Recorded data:
○ ○ ○ ○

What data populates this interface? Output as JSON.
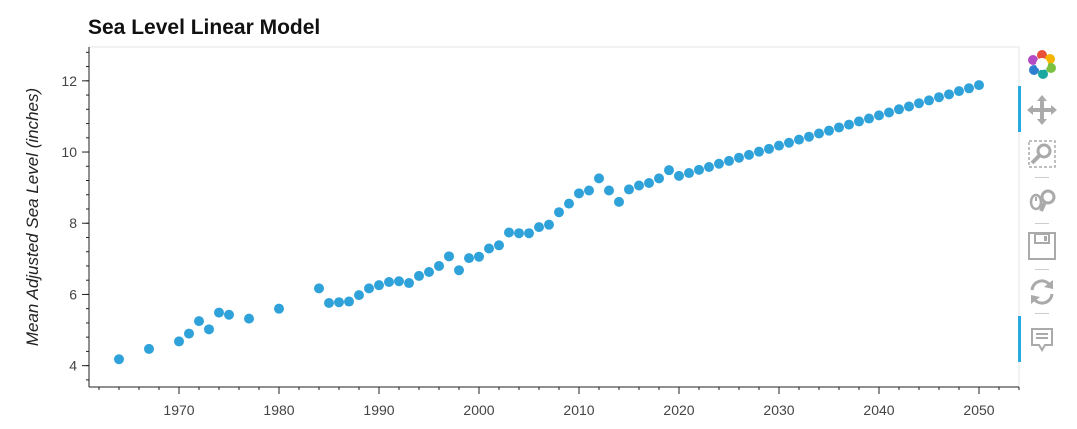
{
  "chart_data": {
    "type": "scatter",
    "title": "Sea Level Linear Model",
    "xlabel": "",
    "ylabel": "Mean Adjusted Sea Level (inches)",
    "xlim": [
      1961,
      2054
    ],
    "ylim": [
      3.4,
      12.95
    ],
    "x_ticks": [
      1970,
      1980,
      1990,
      2000,
      2010,
      2020,
      2030,
      2040,
      2050
    ],
    "y_ticks": [
      4,
      6,
      8,
      10,
      12
    ],
    "grid": false,
    "point_color": "#30a2da",
    "points": [
      {
        "x": 1964,
        "y": 4.18
      },
      {
        "x": 1967,
        "y": 4.47
      },
      {
        "x": 1970,
        "y": 4.68
      },
      {
        "x": 1971,
        "y": 4.9
      },
      {
        "x": 1972,
        "y": 5.25
      },
      {
        "x": 1973,
        "y": 5.02
      },
      {
        "x": 1974,
        "y": 5.49
      },
      {
        "x": 1975,
        "y": 5.43
      },
      {
        "x": 1977,
        "y": 5.32
      },
      {
        "x": 1980,
        "y": 5.6
      },
      {
        "x": 1984,
        "y": 6.17
      },
      {
        "x": 1985,
        "y": 5.76
      },
      {
        "x": 1986,
        "y": 5.78
      },
      {
        "x": 1987,
        "y": 5.8
      },
      {
        "x": 1988,
        "y": 5.98
      },
      {
        "x": 1989,
        "y": 6.17
      },
      {
        "x": 1990,
        "y": 6.26
      },
      {
        "x": 1991,
        "y": 6.35
      },
      {
        "x": 1992,
        "y": 6.37
      },
      {
        "x": 1993,
        "y": 6.32
      },
      {
        "x": 1994,
        "y": 6.52
      },
      {
        "x": 1995,
        "y": 6.63
      },
      {
        "x": 1996,
        "y": 6.8
      },
      {
        "x": 1997,
        "y": 7.07
      },
      {
        "x": 1998,
        "y": 6.68
      },
      {
        "x": 1999,
        "y": 7.02
      },
      {
        "x": 2000,
        "y": 7.06
      },
      {
        "x": 2001,
        "y": 7.29
      },
      {
        "x": 2002,
        "y": 7.38
      },
      {
        "x": 2003,
        "y": 7.74
      },
      {
        "x": 2004,
        "y": 7.72
      },
      {
        "x": 2005,
        "y": 7.72
      },
      {
        "x": 2006,
        "y": 7.89
      },
      {
        "x": 2007,
        "y": 7.96
      },
      {
        "x": 2008,
        "y": 8.31
      },
      {
        "x": 2009,
        "y": 8.55
      },
      {
        "x": 2010,
        "y": 8.84
      },
      {
        "x": 2011,
        "y": 8.92
      },
      {
        "x": 2012,
        "y": 9.26
      },
      {
        "x": 2013,
        "y": 8.92
      },
      {
        "x": 2014,
        "y": 8.6
      },
      {
        "x": 2015,
        "y": 8.95
      },
      {
        "x": 2016,
        "y": 9.06
      },
      {
        "x": 2017,
        "y": 9.13
      },
      {
        "x": 2018,
        "y": 9.26
      },
      {
        "x": 2019,
        "y": 9.49
      },
      {
        "x": 2020,
        "y": 9.33
      },
      {
        "x": 2021,
        "y": 9.41
      },
      {
        "x": 2022,
        "y": 9.5
      },
      {
        "x": 2023,
        "y": 9.58
      },
      {
        "x": 2024,
        "y": 9.67
      },
      {
        "x": 2025,
        "y": 9.75
      },
      {
        "x": 2026,
        "y": 9.84
      },
      {
        "x": 2027,
        "y": 9.92
      },
      {
        "x": 2028,
        "y": 10.01
      },
      {
        "x": 2029,
        "y": 10.09
      },
      {
        "x": 2030,
        "y": 10.18
      },
      {
        "x": 2031,
        "y": 10.26
      },
      {
        "x": 2032,
        "y": 10.35
      },
      {
        "x": 2033,
        "y": 10.43
      },
      {
        "x": 2034,
        "y": 10.52
      },
      {
        "x": 2035,
        "y": 10.6
      },
      {
        "x": 2036,
        "y": 10.69
      },
      {
        "x": 2037,
        "y": 10.77
      },
      {
        "x": 2038,
        "y": 10.86
      },
      {
        "x": 2039,
        "y": 10.94
      },
      {
        "x": 2040,
        "y": 11.03
      },
      {
        "x": 2041,
        "y": 11.11
      },
      {
        "x": 2042,
        "y": 11.2
      },
      {
        "x": 2043,
        "y": 11.28
      },
      {
        "x": 2044,
        "y": 11.37
      },
      {
        "x": 2045,
        "y": 11.45
      },
      {
        "x": 2046,
        "y": 11.54
      },
      {
        "x": 2047,
        "y": 11.62
      },
      {
        "x": 2048,
        "y": 11.71
      },
      {
        "x": 2049,
        "y": 11.79
      },
      {
        "x": 2050,
        "y": 11.88
      }
    ]
  },
  "toolbar": {
    "tools": [
      {
        "name": "bokeh-logo-icon",
        "active": false
      },
      {
        "name": "pan-icon",
        "active": true
      },
      {
        "name": "box-zoom-icon",
        "active": false
      },
      {
        "name": "wheel-zoom-icon",
        "active": false
      },
      {
        "name": "save-icon",
        "active": false
      },
      {
        "name": "reset-icon",
        "active": false
      },
      {
        "name": "hover-icon",
        "active": true
      }
    ],
    "icon_color": "#aaaaaa",
    "active_color": "#26aae1"
  }
}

○ ○ ○ ○

* **SHORT TASK**
Except for the pictures, copy every line of the records above exactly.

* **RESULT**
What data populates this interface? Output as JSON.
{
  "chart_data": {
    "type": "scatter",
    "title": "Sea Level Linear Model",
    "xlabel": "",
    "ylabel": "Mean Adjusted Sea Level (inches)",
    "xlim": [
      1961,
      2054
    ],
    "ylim": [
      3.4,
      12.95
    ],
    "x_ticks": [
      1970,
      1980,
      1990,
      2000,
      2010,
      2020,
      2030,
      2040,
      2050
    ],
    "y_ticks": [
      4,
      6,
      8,
      10,
      12
    ],
    "grid": false,
    "point_color": "#30a2da",
    "points": [
      {
        "x": 1964,
        "y": 4.18
      },
      {
        "x": 1967,
        "y": 4.47
      },
      {
        "x": 1970,
        "y": 4.68
      },
      {
        "x": 1971,
        "y": 4.9
      },
      {
        "x": 1972,
        "y": 5.25
      },
      {
        "x": 1973,
        "y": 5.02
      },
      {
        "x": 1974,
        "y": 5.49
      },
      {
        "x": 1975,
        "y": 5.43
      },
      {
        "x": 1977,
        "y": 5.32
      },
      {
        "x": 1980,
        "y": 5.6
      },
      {
        "x": 1984,
        "y": 6.17
      },
      {
        "x": 1985,
        "y": 5.76
      },
      {
        "x": 1986,
        "y": 5.78
      },
      {
        "x": 1987,
        "y": 5.8
      },
      {
        "x": 1988,
        "y": 5.98
      },
      {
        "x": 1989,
        "y": 6.17
      },
      {
        "x": 1990,
        "y": 6.26
      },
      {
        "x": 1991,
        "y": 6.35
      },
      {
        "x": 1992,
        "y": 6.37
      },
      {
        "x": 1993,
        "y": 6.32
      },
      {
        "x": 1994,
        "y": 6.52
      },
      {
        "x": 1995,
        "y": 6.63
      },
      {
        "x": 1996,
        "y": 6.8
      },
      {
        "x": 1997,
        "y": 7.07
      },
      {
        "x": 1998,
        "y": 6.68
      },
      {
        "x": 1999,
        "y": 7.02
      },
      {
        "x": 2000,
        "y": 7.06
      },
      {
        "x": 2001,
        "y": 7.29
      },
      {
        "x": 2002,
        "y": 7.38
      },
      {
        "x": 2003,
        "y": 7.74
      },
      {
        "x": 2004,
        "y": 7.72
      },
      {
        "x": 2005,
        "y": 7.72
      },
      {
        "x": 2006,
        "y": 7.89
      },
      {
        "x": 2007,
        "y": 7.96
      },
      {
        "x": 2008,
        "y": 8.31
      },
      {
        "x": 2009,
        "y": 8.55
      },
      {
        "x": 2010,
        "y": 8.84
      },
      {
        "x": 2011,
        "y": 8.92
      },
      {
        "x": 2012,
        "y": 9.26
      },
      {
        "x": 2013,
        "y": 8.92
      },
      {
        "x": 2014,
        "y": 8.6
      },
      {
        "x": 2015,
        "y": 8.95
      },
      {
        "x": 2016,
        "y": 9.06
      },
      {
        "x": 2017,
        "y": 9.13
      },
      {
        "x": 2018,
        "y": 9.26
      },
      {
        "x": 2019,
        "y": 9.49
      },
      {
        "x": 2020,
        "y": 9.33
      },
      {
        "x": 2021,
        "y": 9.41
      },
      {
        "x": 2022,
        "y": 9.5
      },
      {
        "x": 2023,
        "y": 9.58
      },
      {
        "x": 2024,
        "y": 9.67
      },
      {
        "x": 2025,
        "y": 9.75
      },
      {
        "x": 2026,
        "y": 9.84
      },
      {
        "x": 2027,
        "y": 9.92
      },
      {
        "x": 2028,
        "y": 10.01
      },
      {
        "x": 2029,
        "y": 10.09
      },
      {
        "x": 2030,
        "y": 10.18
      },
      {
        "x": 2031,
        "y": 10.26
      },
      {
        "x": 2032,
        "y": 10.35
      },
      {
        "x": 2033,
        "y": 10.43
      },
      {
        "x": 2034,
        "y": 10.52
      },
      {
        "x": 2035,
        "y": 10.6
      },
      {
        "x": 2036,
        "y": 10.69
      },
      {
        "x": 2037,
        "y": 10.77
      },
      {
        "x": 2038,
        "y": 10.86
      },
      {
        "x": 2039,
        "y": 10.94
      },
      {
        "x": 2040,
        "y": 11.03
      },
      {
        "x": 2041,
        "y": 11.11
      },
      {
        "x": 2042,
        "y": 11.2
      },
      {
        "x": 2043,
        "y": 11.28
      },
      {
        "x": 2044,
        "y": 11.37
      },
      {
        "x": 2045,
        "y": 11.45
      },
      {
        "x": 2046,
        "y": 11.54
      },
      {
        "x": 2047,
        "y": 11.62
      },
      {
        "x": 2048,
        "y": 11.71
      },
      {
        "x": 2049,
        "y": 11.79
      },
      {
        "x": 2050,
        "y": 11.88
      }
    ]
  },
  "toolbar": {
    "tools": [
      {
        "name": "bokeh-logo-icon",
        "active": false
      },
      {
        "name": "pan-icon",
        "active": true
      },
      {
        "name": "box-zoom-icon",
        "active": false
      },
      {
        "name": "wheel-zoom-icon",
        "active": false
      },
      {
        "name": "save-icon",
        "active": false
      },
      {
        "name": "reset-icon",
        "active": false
      },
      {
        "name": "hover-icon",
        "active": true
      }
    ],
    "icon_color": "#aaaaaa",
    "active_color": "#26aae1"
  }
}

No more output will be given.